TASK TO COMPLETE: Return each row below that contains the word "title", with case counting in the match.

SUPPLIED RECORDS:

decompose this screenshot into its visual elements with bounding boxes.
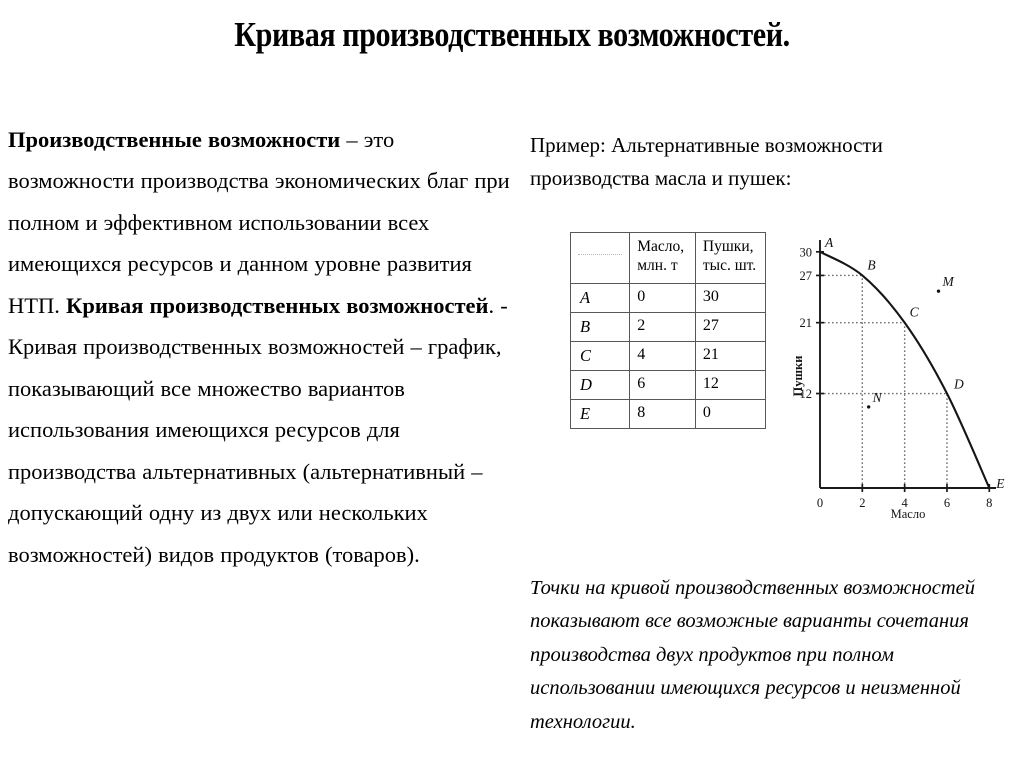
annotation-label-n: N	[872, 389, 882, 405]
curve-point-label-e: E	[996, 476, 1005, 491]
table-cell-guns: 21	[695, 342, 765, 371]
table-cell-key: C	[571, 342, 630, 371]
table-cell-key: B	[571, 313, 630, 342]
annotation-label-m: M	[942, 274, 954, 290]
y-tick-label: 12	[799, 387, 812, 402]
x-tick-label: 2	[859, 496, 866, 510]
table-header	[571, 233, 766, 284]
curve-point-label-d: D	[953, 376, 964, 392]
caption-block	[530, 551, 1010, 760]
table-row	[571, 400, 766, 429]
chart-point-labels	[824, 235, 1005, 491]
x-tick-label: 6	[943, 496, 951, 510]
table-cell-butter: 0	[630, 284, 696, 313]
chart-tick-marks	[816, 252, 989, 492]
table-cell-key: E	[571, 400, 630, 429]
y-axis-title: Пушки	[791, 355, 805, 397]
table-body	[571, 284, 766, 429]
table-cell-guns: 27	[695, 313, 765, 342]
y-tick-label: 27	[799, 268, 812, 283]
table-cell-butter: 8	[630, 400, 696, 429]
curve-point-label-a: A	[825, 234, 834, 250]
table-cell-guns: 12	[695, 371, 765, 400]
y-tick-label: 30	[799, 245, 812, 260]
table-cell-butter: 2	[630, 313, 696, 342]
definition-paragraph	[8, 119, 514, 576]
curve-point-label-c: C	[909, 304, 919, 320]
table-row	[571, 342, 766, 371]
definition-body-second: . - Кривая производственных возможностей – график, показывающий все множество вариантов использования имеющихся ресурсов для производства альтернативных (альтернативный – допускающий одну из двух или нескольких возможностей) видов продуктов (товаров).	[8, 292, 508, 567]
x-tick-label: 8	[986, 496, 993, 510]
annotation-marker-m	[937, 289, 940, 292]
x-axis-title: Масло	[890, 507, 926, 521]
table-cell-butter: 4	[630, 342, 696, 371]
header-butter-line1: Масло,	[637, 238, 685, 255]
table-cell-key: D	[571, 371, 630, 400]
header-guns-line2: тыс. шт.	[702, 257, 757, 274]
table-cell-butter: 6	[630, 371, 696, 400]
table-header-guns	[695, 233, 765, 284]
x-tick-label: 0	[816, 496, 824, 510]
chart-annotation-points	[867, 274, 955, 408]
table-header-row	[571, 233, 766, 284]
y-tick-label: 21	[799, 316, 812, 331]
annotation-marker-n	[867, 405, 870, 408]
table-header-corner	[571, 233, 630, 284]
table-header-butter	[630, 233, 696, 284]
alternatives-table	[570, 232, 766, 429]
table-row	[571, 284, 766, 313]
figure-block	[560, 228, 1024, 528]
table-cell-guns: 0	[695, 400, 765, 429]
left-text-column	[8, 96, 514, 598]
table-cell-key: A	[571, 284, 630, 313]
chart-guide-lines	[820, 275, 947, 488]
definition-term-primary: Производственные возможности	[8, 126, 341, 152]
ppf-curve	[820, 252, 989, 488]
table-row	[571, 371, 766, 400]
header-guns-line1: Пушки,	[702, 238, 754, 255]
table-row	[571, 313, 766, 342]
definition-term-secondary: Кривая производственных возможностей	[66, 292, 489, 318]
caption-text: Точки на кривой производственных возможностей показывают все возможные варианты сочетания производства двух продуктов при полном использовании имеющихся ресурсов и неизменной технологии.	[530, 576, 975, 733]
page-title: Кривая производственных возможностей.	[234, 15, 790, 54]
table-cell-guns: 30	[695, 284, 765, 313]
x-tick-label: 4	[901, 496, 908, 510]
right-text-column	[530, 108, 1020, 216]
definition-body-first: – это возможности производства экономических благ при полном и эффективном использовании всех имеющихся ресурсов и данном уровне развития НТП.	[8, 126, 510, 318]
header-butter-line2: млн. т	[637, 257, 678, 274]
curve-point-label-b: B	[867, 257, 876, 273]
example-intro-text: Пример: Альтернативные возможности производства масла и пушек:	[530, 133, 883, 190]
ppf-chart	[788, 226, 1022, 526]
dotted-placeholder-line	[578, 253, 622, 255]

EXERCISE RESULT:
y-axis-title: Пушки	[791, 355, 805, 397]
x-axis-title: Масло	[890, 507, 926, 521]
page-title: Кривая производственных возможностей.	[234, 15, 790, 54]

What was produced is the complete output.